Short exercise
Reproduce the data exactly.

Task inputs
● ● ● ● ● ● ●

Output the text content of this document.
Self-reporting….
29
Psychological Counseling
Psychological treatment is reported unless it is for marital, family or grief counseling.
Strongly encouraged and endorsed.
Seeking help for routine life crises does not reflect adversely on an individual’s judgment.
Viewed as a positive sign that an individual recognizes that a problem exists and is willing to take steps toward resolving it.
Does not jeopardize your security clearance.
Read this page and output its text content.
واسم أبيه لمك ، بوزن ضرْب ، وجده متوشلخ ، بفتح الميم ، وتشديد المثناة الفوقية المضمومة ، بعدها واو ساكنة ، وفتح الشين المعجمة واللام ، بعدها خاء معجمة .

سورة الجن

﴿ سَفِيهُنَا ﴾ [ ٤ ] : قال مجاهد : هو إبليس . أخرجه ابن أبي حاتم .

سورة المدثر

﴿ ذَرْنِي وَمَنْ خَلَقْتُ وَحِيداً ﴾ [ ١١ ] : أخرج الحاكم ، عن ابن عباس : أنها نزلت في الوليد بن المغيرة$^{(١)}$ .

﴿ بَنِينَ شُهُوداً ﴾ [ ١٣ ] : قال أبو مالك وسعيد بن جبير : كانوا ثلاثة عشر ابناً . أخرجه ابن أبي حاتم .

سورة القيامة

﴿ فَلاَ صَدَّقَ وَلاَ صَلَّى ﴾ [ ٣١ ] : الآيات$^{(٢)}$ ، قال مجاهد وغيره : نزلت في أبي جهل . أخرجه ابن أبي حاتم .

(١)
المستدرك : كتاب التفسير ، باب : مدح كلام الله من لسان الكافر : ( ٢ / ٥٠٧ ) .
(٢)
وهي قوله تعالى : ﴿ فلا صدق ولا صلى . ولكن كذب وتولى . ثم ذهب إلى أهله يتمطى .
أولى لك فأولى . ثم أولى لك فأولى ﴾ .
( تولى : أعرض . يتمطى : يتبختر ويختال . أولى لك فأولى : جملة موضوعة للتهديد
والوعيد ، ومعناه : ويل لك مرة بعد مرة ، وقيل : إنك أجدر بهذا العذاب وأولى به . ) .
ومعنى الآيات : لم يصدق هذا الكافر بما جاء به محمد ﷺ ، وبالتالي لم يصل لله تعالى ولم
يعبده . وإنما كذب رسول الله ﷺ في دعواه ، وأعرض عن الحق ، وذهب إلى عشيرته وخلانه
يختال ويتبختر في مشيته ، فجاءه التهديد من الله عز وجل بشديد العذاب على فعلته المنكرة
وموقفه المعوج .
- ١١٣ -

● ● ● ● ● ● ●

Response to this exercise
Output the text content of this document.
Self-reporting….
29
Psychological Counseling
Psychological treatment is reported unless it is for marital, family or grief counseling.
Strongly encouraged and endorsed.
Seeking help for routine life crises does not reflect adversely on an individual’s judgment.
Viewed as a positive sign that an individual recognizes that a problem exists and is willing to take steps toward resolving it.
Does not jeopardize your security clearance.
Read this page and output its text content.
واسم أبيه لمك ، بوزن ضرْب ، وجده متوشلخ ، بفتح الميم ، وتشديد المثناة الفوقية المضمومة ، بعدها واو ساكنة ، وفتح الشين المعجمة واللام ، بعدها خاء معجمة .

سورة الجن

﴿ سَفِيهُنَا ﴾ [ ٤ ] : قال مجاهد : هو إبليس . أخرجه ابن أبي حاتم .

سورة المدثر

﴿ ذَرْنِي وَمَنْ خَلَقْتُ وَحِيداً ﴾ [ ١١ ] : أخرج الحاكم ، عن ابن عباس : أنها نزلت في الوليد بن المغيرة$^{(١)}$ .

﴿ بَنِينَ شُهُوداً ﴾ [ ١٣ ] : قال أبو مالك وسعيد بن جبير : كانوا ثلاثة عشر ابناً . أخرجه ابن أبي حاتم .

سورة القيامة

﴿ فَلاَ صَدَّقَ وَلاَ صَلَّى ﴾ [ ٣١ ] : الآيات$^{(٢)}$ ، قال مجاهد وغيره : نزلت في أبي جهل . أخرجه ابن أبي حاتم .

(١)
المستدرك : كتاب التفسير ، باب : مدح كلام الله من لسان الكافر : ( ٢ / ٥٠٧ ) .
(٢)
وهي قوله تعالى : ﴿ فلا صدق ولا صلى . ولكن كذب وتولى . ثم ذهب إلى أهله يتمطى .
أولى لك فأولى . ثم أولى لك فأولى ﴾ .
( تولى : أعرض . يتمطى : يتبختر ويختال . أولى لك فأولى : جملة موضوعة للتهديد
والوعيد ، ومعناه : ويل لك مرة بعد مرة ، وقيل : إنك أجدر بهذا العذاب وأولى به . ) .
ومعنى الآيات : لم يصدق هذا الكافر بما جاء به محمد ﷺ ، وبالتالي لم يصل لله تعالى ولم
يعبده . وإنما كذب رسول الله ﷺ في دعواه ، وأعرض عن الحق ، وذهب إلى عشيرته وخلانه
يختال ويتبختر في مشيته ، فجاءه التهديد من الله عز وجل بشديد العذاب على فعلته المنكرة
وموقفه المعوج .
- ١١٣ -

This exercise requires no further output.